Data entries
>>>>>

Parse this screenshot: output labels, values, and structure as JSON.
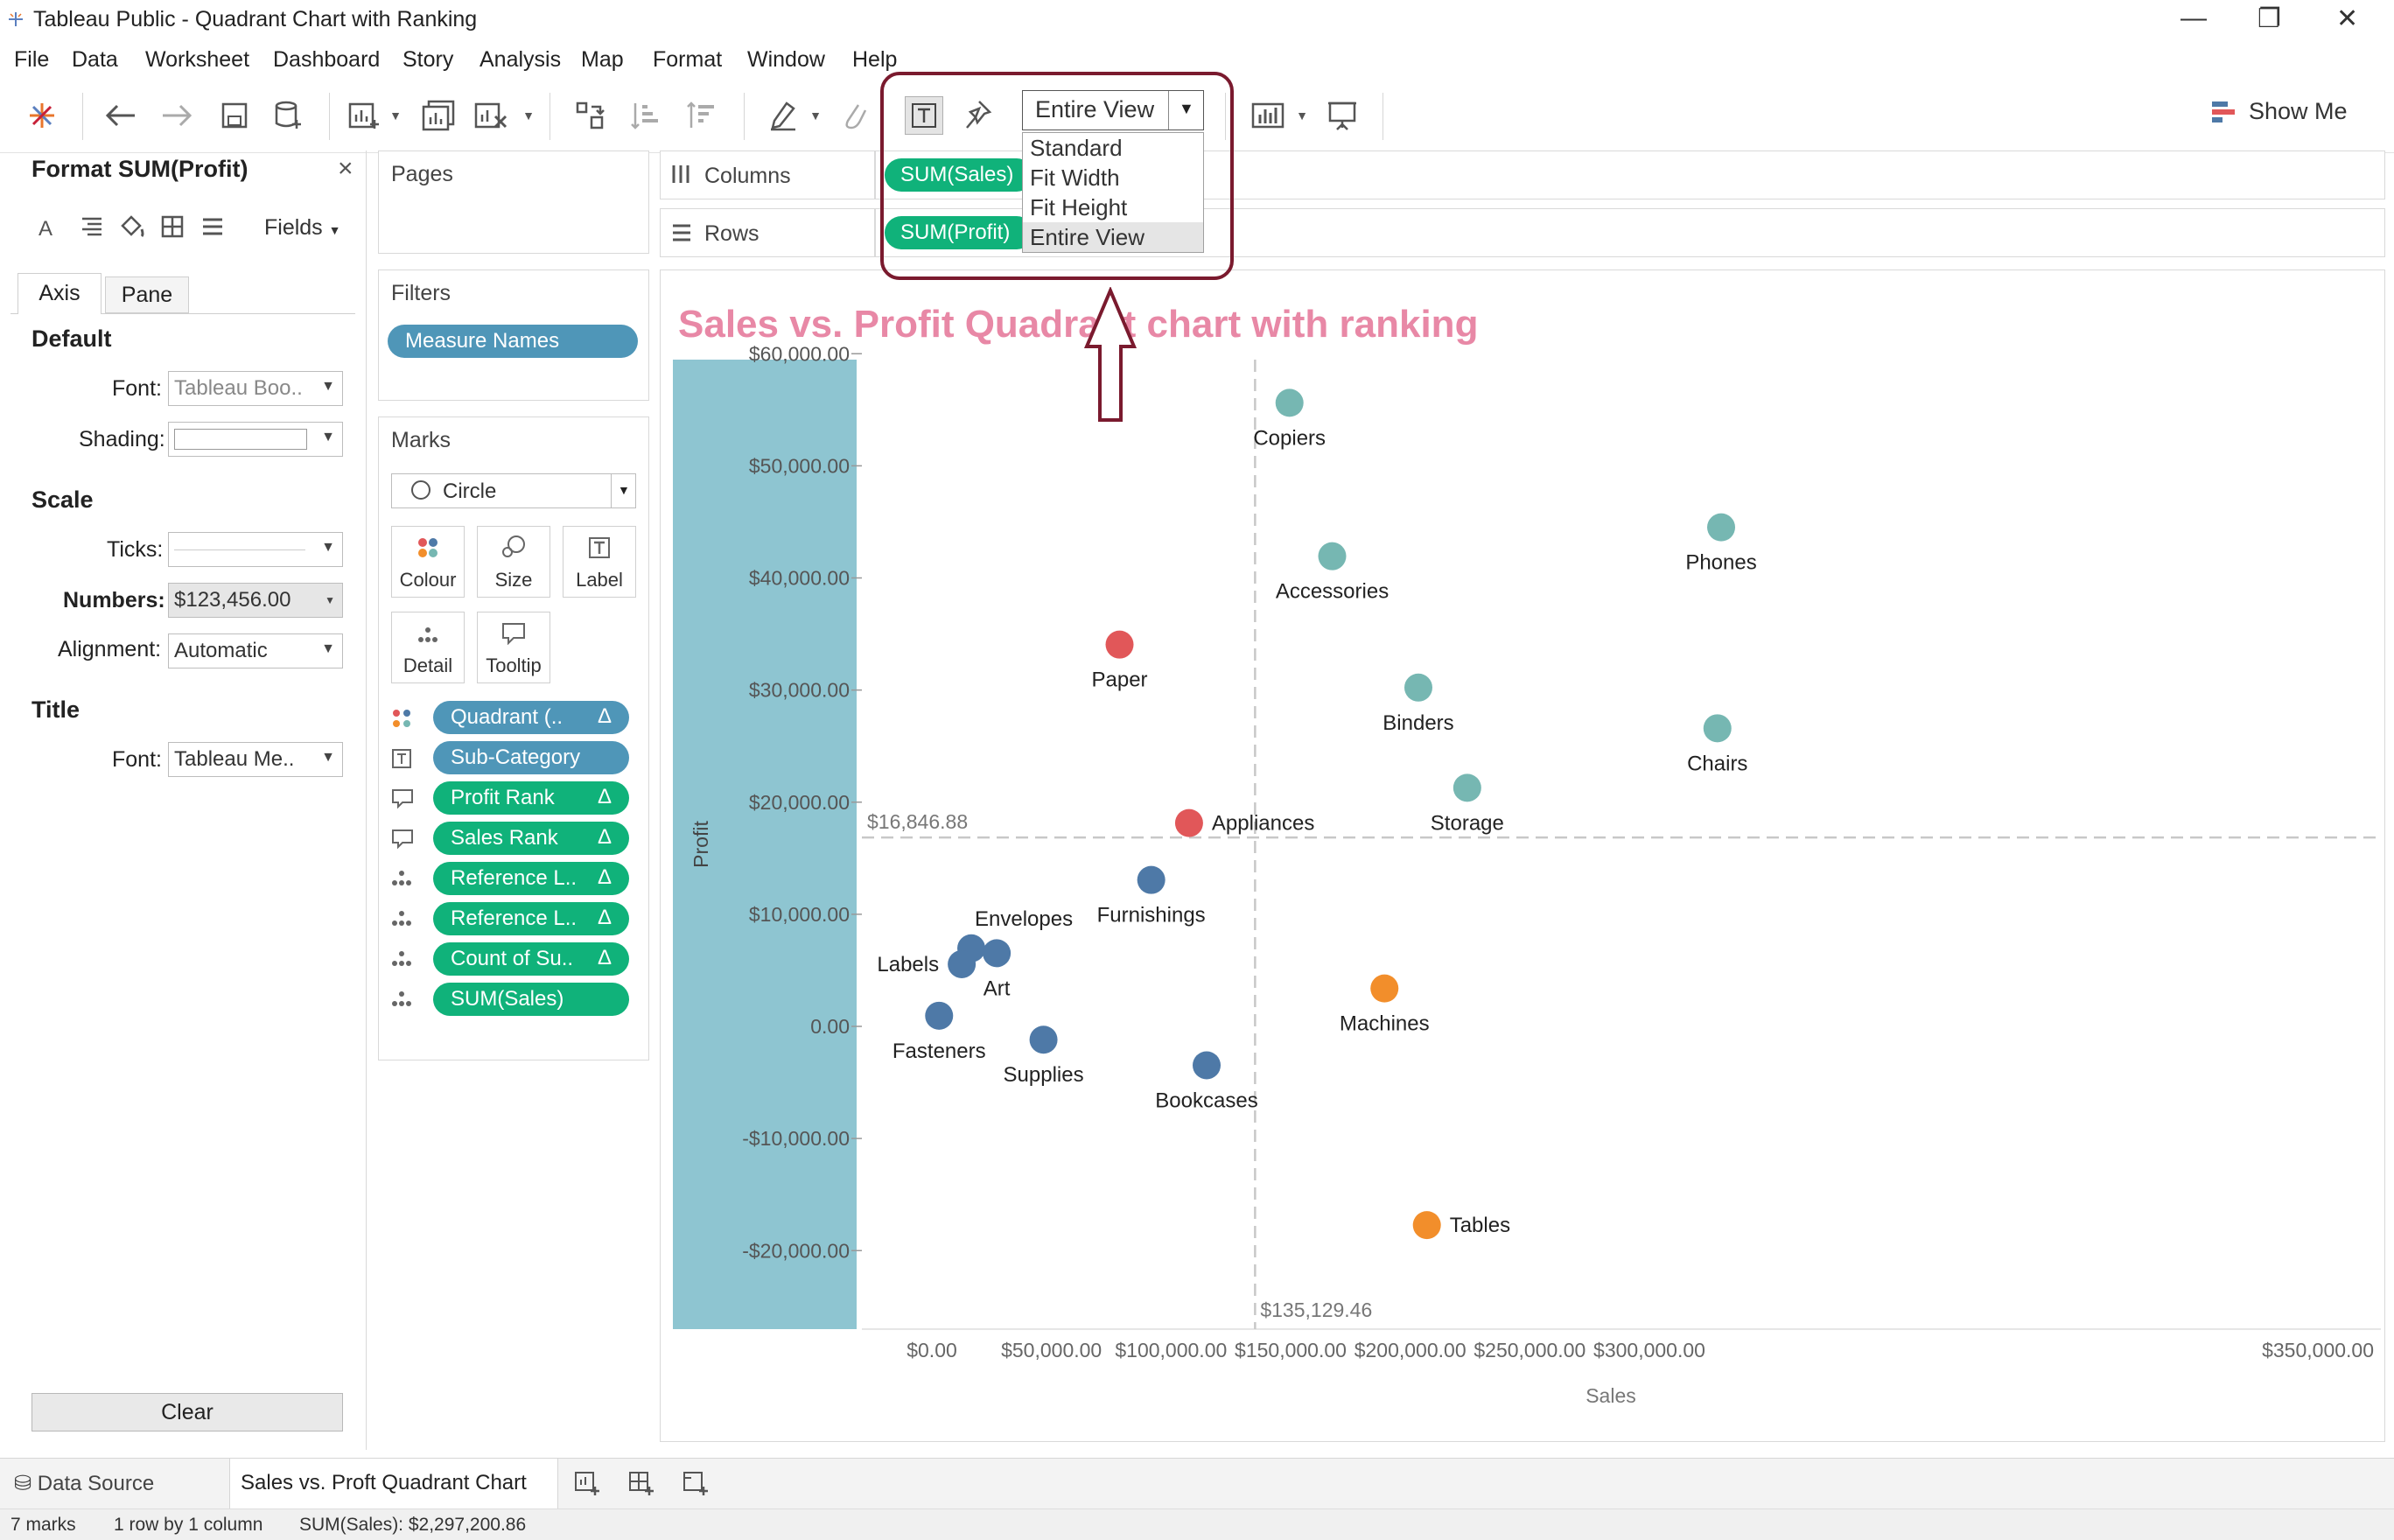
{
  "window": {
    "title": "Tableau Public - Quadrant Chart with Ranking",
    "minimize": "—",
    "restore": "❐",
    "close": "✕"
  },
  "menu": [
    "File",
    "Data",
    "Worksheet",
    "Dashboard",
    "Story",
    "Analysis",
    "Map",
    "Format",
    "Window",
    "Help"
  ],
  "toolbar": {
    "fit_value": "Entire View",
    "fit_options": [
      "Standard",
      "Fit Width",
      "Fit Height",
      "Entire View"
    ],
    "fit_selected_index": 3,
    "show_me": "Show Me",
    "icons": [
      "tableau-logo-icon",
      "undo-icon",
      "redo-icon",
      "save-icon",
      "new-datasource-icon",
      "new-worksheet-icon",
      "duplicate-sheet-icon",
      "clear-sheet-icon",
      "swap-icon",
      "sort-asc-icon",
      "sort-desc-icon",
      "highlight-icon",
      "group-icon",
      "labels-icon",
      "fix-axes-icon",
      "chart-type-icon",
      "presentation-icon"
    ]
  },
  "format_pane": {
    "title": "Format SUM(Profit)",
    "close": "×",
    "fields_label": "Fields",
    "tabs": [
      "Axis",
      "Pane"
    ],
    "active_tab": "Axis",
    "default_heading": "Default",
    "font_label": "Font:",
    "font_value": "Tableau Boo..",
    "shading_label": "Shading:",
    "scale_heading": "Scale",
    "ticks_label": "Ticks:",
    "numbers_label": "Numbers:",
    "numbers_value": "$123,456.00",
    "alignment_label": "Alignment:",
    "alignment_value": "Automatic",
    "title_heading": "Title",
    "title_font_label": "Font:",
    "title_font_value": "Tableau Me..",
    "clear_button": "Clear"
  },
  "cards": {
    "pages": "Pages",
    "filters": "Filters",
    "filter_pill": "Measure Names",
    "marks": "Marks",
    "mark_type": "Circle",
    "mark_buttons": [
      "Colour",
      "Size",
      "Label",
      "Detail",
      "Tooltip"
    ],
    "mark_fields": [
      {
        "label": "Quadrant (..",
        "color": "blue",
        "delta": "Δ"
      },
      {
        "label": "Sub-Category",
        "color": "blue",
        "delta": ""
      },
      {
        "label": "Profit Rank",
        "color": "green",
        "delta": "Δ"
      },
      {
        "label": "Sales Rank",
        "color": "green",
        "delta": "Δ"
      },
      {
        "label": "Reference L..",
        "color": "green",
        "delta": "Δ"
      },
      {
        "label": "Reference L..",
        "color": "green",
        "delta": "Δ"
      },
      {
        "label": "Count of Su..",
        "color": "green",
        "delta": "Δ"
      },
      {
        "label": "SUM(Sales)",
        "color": "green",
        "delta": ""
      }
    ]
  },
  "shelves": {
    "columns_label": "Columns",
    "columns_pill": "SUM(Sales)",
    "rows_label": "Rows",
    "rows_pill": "SUM(Profit)"
  },
  "chart_data": {
    "type": "scatter",
    "title": "Sales vs. Profit Quadrant chart with ranking",
    "xlabel": "Sales",
    "ylabel": "Profit",
    "xlim": [
      -20000,
      350000
    ],
    "ylim": [
      -22000,
      62000
    ],
    "xticks": [
      0,
      50000,
      100000,
      150000,
      200000,
      250000,
      300000,
      350000
    ],
    "xtick_labels": [
      "$0.00",
      "$50,000.00",
      "$100,000.00",
      "$150,000.00",
      "$200,000.00",
      "$250,000.00",
      "$300,000.00",
      "$350,000.00"
    ],
    "yticks": [
      60000,
      50000,
      40000,
      30000,
      20000,
      10000,
      0,
      -10000,
      -20000
    ],
    "ytick_labels": [
      "$60,000.00",
      "$50,000.00",
      "$40,000.00",
      "$30,000.00",
      "$20,000.00",
      "$10,000.00",
      "0.00",
      "-$10,000.00",
      "-$20,000.00"
    ],
    "ref_x": 135129.46,
    "ref_x_label": "$135,129.46",
    "ref_y": 16846.88,
    "ref_y_label": "$16,846.88",
    "colors": {
      "teal": "#76b7b2",
      "red": "#e15759",
      "blue": "#4e79a7",
      "orange": "#f28e2b",
      "band": "#8ec5d1"
    },
    "points": [
      {
        "name": "Copiers",
        "x": 149528,
        "y": 55618,
        "color": "teal",
        "label_pos": "below"
      },
      {
        "name": "Accessories",
        "x": 167380,
        "y": 41937,
        "color": "teal",
        "label_pos": "below"
      },
      {
        "name": "Phones",
        "x": 330007,
        "y": 44516,
        "color": "teal",
        "label_pos": "below"
      },
      {
        "name": "Binders",
        "x": 203413,
        "y": 30222,
        "color": "teal",
        "label_pos": "below"
      },
      {
        "name": "Chairs",
        "x": 328449,
        "y": 26590,
        "color": "teal",
        "label_pos": "below"
      },
      {
        "name": "Storage",
        "x": 223844,
        "y": 21279,
        "color": "teal",
        "label_pos": "below"
      },
      {
        "name": "Paper",
        "x": 78479,
        "y": 34054,
        "color": "red",
        "label_pos": "below"
      },
      {
        "name": "Appliances",
        "x": 107532,
        "y": 18138,
        "color": "red",
        "label_pos": "right"
      },
      {
        "name": "Furnishings",
        "x": 91705,
        "y": 13059,
        "color": "blue",
        "label_pos": "below"
      },
      {
        "name": "Envelopes",
        "x": 16476,
        "y": 6964,
        "color": "blue",
        "label_pos": "aboveright"
      },
      {
        "name": "Labels",
        "x": 12486,
        "y": 5546,
        "color": "blue",
        "label_pos": "left"
      },
      {
        "name": "Art",
        "x": 27119,
        "y": 6528,
        "color": "blue",
        "label_pos": "below"
      },
      {
        "name": "Fasteners",
        "x": 3024,
        "y": 950,
        "color": "blue",
        "label_pos": "below"
      },
      {
        "name": "Supplies",
        "x": 46674,
        "y": -1189,
        "color": "blue",
        "label_pos": "below"
      },
      {
        "name": "Bookcases",
        "x": 114880,
        "y": -3473,
        "color": "blue",
        "label_pos": "below"
      },
      {
        "name": "Machines",
        "x": 189239,
        "y": 3385,
        "color": "orange",
        "label_pos": "below"
      },
      {
        "name": "Tables",
        "x": 206966,
        "y": -17725,
        "color": "orange",
        "label_pos": "right"
      }
    ]
  },
  "tabs": {
    "data_source": "Data Source",
    "sheet": "Sales vs. Proft Quadrant Chart"
  },
  "status": {
    "marks": "7 marks",
    "rows": "1 row by 1 column",
    "sum": "SUM(Sales): $2,297,200.86"
  }
}
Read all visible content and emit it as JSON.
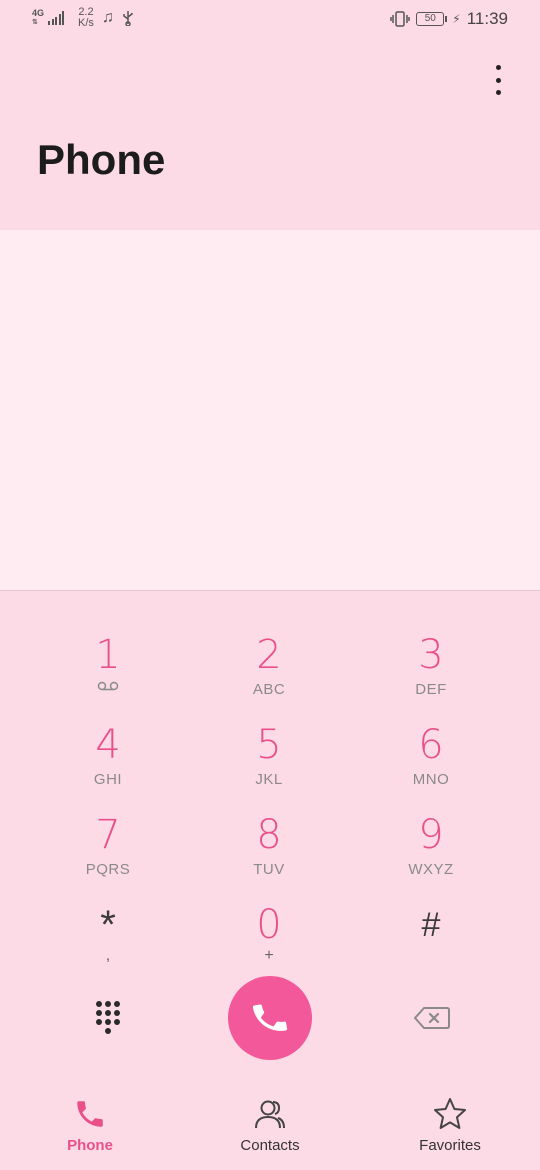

<<<<<

Problem details » Copy every record character for character. Skip the pictures.

Written answer »
Parse this screenshot: output labels, values, and structure as JSON.
{
  "window": {
    "title": "Tableau Public - Quadrant Chart with Ranking",
    "minimize": "—",
    "restore": "❐",
    "close": "✕"
  },
  "menu": [
    "File",
    "Data",
    "Worksheet",
    "Dashboard",
    "Story",
    "Analysis",
    "Map",
    "Format",
    "Window",
    "Help"
  ],
  "toolbar": {
    "fit_value": "Entire View",
    "fit_options": [
      "Standard",
      "Fit Width",
      "Fit Height",
      "Entire View"
    ],
    "fit_selected_index": 3,
    "show_me": "Show Me",
    "icons": [
      "tableau-logo-icon",
      "undo-icon",
      "redo-icon",
      "save-icon",
      "new-datasource-icon",
      "new-worksheet-icon",
      "duplicate-sheet-icon",
      "clear-sheet-icon",
      "swap-icon",
      "sort-asc-icon",
      "sort-desc-icon",
      "highlight-icon",
      "group-icon",
      "labels-icon",
      "fix-axes-icon",
      "chart-type-icon",
      "presentation-icon"
    ]
  },
  "format_pane": {
    "title": "Format SUM(Profit)",
    "close": "×",
    "fields_label": "Fields",
    "tabs": [
      "Axis",
      "Pane"
    ],
    "active_tab": "Axis",
    "default_heading": "Default",
    "font_label": "Font:",
    "font_value": "Tableau Boo..",
    "shading_label": "Shading:",
    "scale_heading": "Scale",
    "ticks_label": "Ticks:",
    "numbers_label": "Numbers:",
    "numbers_value": "$123,456.00",
    "alignment_label": "Alignment:",
    "alignment_value": "Automatic",
    "title_heading": "Title",
    "title_font_label": "Font:",
    "title_font_value": "Tableau Me..",
    "clear_button": "Clear"
  },
  "cards": {
    "pages": "Pages",
    "filters": "Filters",
    "filter_pill": "Measure Names",
    "marks": "Marks",
    "mark_type": "Circle",
    "mark_buttons": [
      "Colour",
      "Size",
      "Label",
      "Detail",
      "Tooltip"
    ],
    "mark_fields": [
      {
        "label": "Quadrant (..",
        "color": "blue",
        "delta": "Δ"
      },
      {
        "label": "Sub-Category",
        "color": "blue",
        "delta": ""
      },
      {
        "label": "Profit Rank",
        "color": "green",
        "delta": "Δ"
      },
      {
        "label": "Sales Rank",
        "color": "green",
        "delta": "Δ"
      },
      {
        "label": "Reference L..",
        "color": "green",
        "delta": "Δ"
      },
      {
        "label": "Reference L..",
        "color": "green",
        "delta": "Δ"
      },
      {
        "label": "Count of Su..",
        "color": "green",
        "delta": "Δ"
      },
      {
        "label": "SUM(Sales)",
        "color": "green",
        "delta": ""
      }
    ]
  },
  "shelves": {
    "columns_label": "Columns",
    "columns_pill": "SUM(Sales)",
    "rows_label": "Rows",
    "rows_pill": "SUM(Profit)"
  },
  "chart_data": {
    "type": "scatter",
    "title": "Sales vs. Profit Quadrant chart with ranking",
    "xlabel": "Sales",
    "ylabel": "Profit",
    "xlim": [
      -20000,
      350000
    ],
    "ylim": [
      -22000,
      62000
    ],
    "xticks": [
      0,
      50000,
      100000,
      150000,
      200000,
      250000,
      300000,
      350000
    ],
    "xtick_labels": [
      "$0.00",
      "$50,000.00",
      "$100,000.00",
      "$150,000.00",
      "$200,000.00",
      "$250,000.00",
      "$300,000.00",
      "$350,000.00"
    ],
    "yticks": [
      60000,
      50000,
      40000,
      30000,
      20000,
      10000,
      0,
      -10000,
      -20000
    ],
    "ytick_labels": [
      "$60,000.00",
      "$50,000.00",
      "$40,000.00",
      "$30,000.00",
      "$20,000.00",
      "$10,000.00",
      "0.00",
      "-$10,000.00",
      "-$20,000.00"
    ],
    "ref_x": 135129.46,
    "ref_x_label": "$135,129.46",
    "ref_y": 16846.88,
    "ref_y_label": "$16,846.88",
    "colors": {
      "teal": "#76b7b2",
      "red": "#e15759",
      "blue": "#4e79a7",
      "orange": "#f28e2b",
      "band": "#8ec5d1"
    },
    "points": [
      {
        "name": "Copiers",
        "x": 149528,
        "y": 55618,
        "color": "teal",
        "label_pos": "below"
      },
      {
        "name": "Accessories",
        "x": 167380,
        "y": 41937,
        "color": "teal",
        "label_pos": "below"
      },
      {
        "name": "Phones",
        "x": 330007,
        "y": 44516,
        "color": "teal",
        "label_pos": "below"
      },
      {
        "name": "Binders",
        "x": 203413,
        "y": 30222,
        "color": "teal",
        "label_pos": "below"
      },
      {
        "name": "Chairs",
        "x": 328449,
        "y": 26590,
        "color": "teal",
        "label_pos": "below"
      },
      {
        "name": "Storage",
        "x": 223844,
        "y": 21279,
        "color": "teal",
        "label_pos": "below"
      },
      {
        "name": "Paper",
        "x": 78479,
        "y": 34054,
        "color": "red",
        "label_pos": "below"
      },
      {
        "name": "Appliances",
        "x": 107532,
        "y": 18138,
        "color": "red",
        "label_pos": "right"
      },
      {
        "name": "Furnishings",
        "x": 91705,
        "y": 13059,
        "color": "blue",
        "label_pos": "below"
      },
      {
        "name": "Envelopes",
        "x": 16476,
        "y": 6964,
        "color": "blue",
        "label_pos": "aboveright"
      },
      {
        "name": "Labels",
        "x": 12486,
        "y": 5546,
        "color": "blue",
        "label_pos": "left"
      },
      {
        "name": "Art",
        "x": 27119,
        "y": 6528,
        "color": "blue",
        "label_pos": "below"
      },
      {
        "name": "Fasteners",
        "x": 3024,
        "y": 950,
        "color": "blue",
        "label_pos": "below"
      },
      {
        "name": "Supplies",
        "x": 46674,
        "y": -1189,
        "color": "blue",
        "label_pos": "below"
      },
      {
        "name": "Bookcases",
        "x": 114880,
        "y": -3473,
        "color": "blue",
        "label_pos": "below"
      },
      {
        "name": "Machines",
        "x": 189239,
        "y": 3385,
        "color": "orange",
        "label_pos": "below"
      },
      {
        "name": "Tables",
        "x": 206966,
        "y": -17725,
        "color": "orange",
        "label_pos": "right"
      }
    ]
  },
  "tabs": {
    "data_source": "Data Source",
    "sheet": "Sales vs. Proft Quadrant Chart"
  },
  "status": {
    "marks": "7 marks",
    "rows": "1 row by 1 column",
    "sum": "SUM(Sales): $2,297,200.86"
  }
}
Read all visible content and emit it as JSON.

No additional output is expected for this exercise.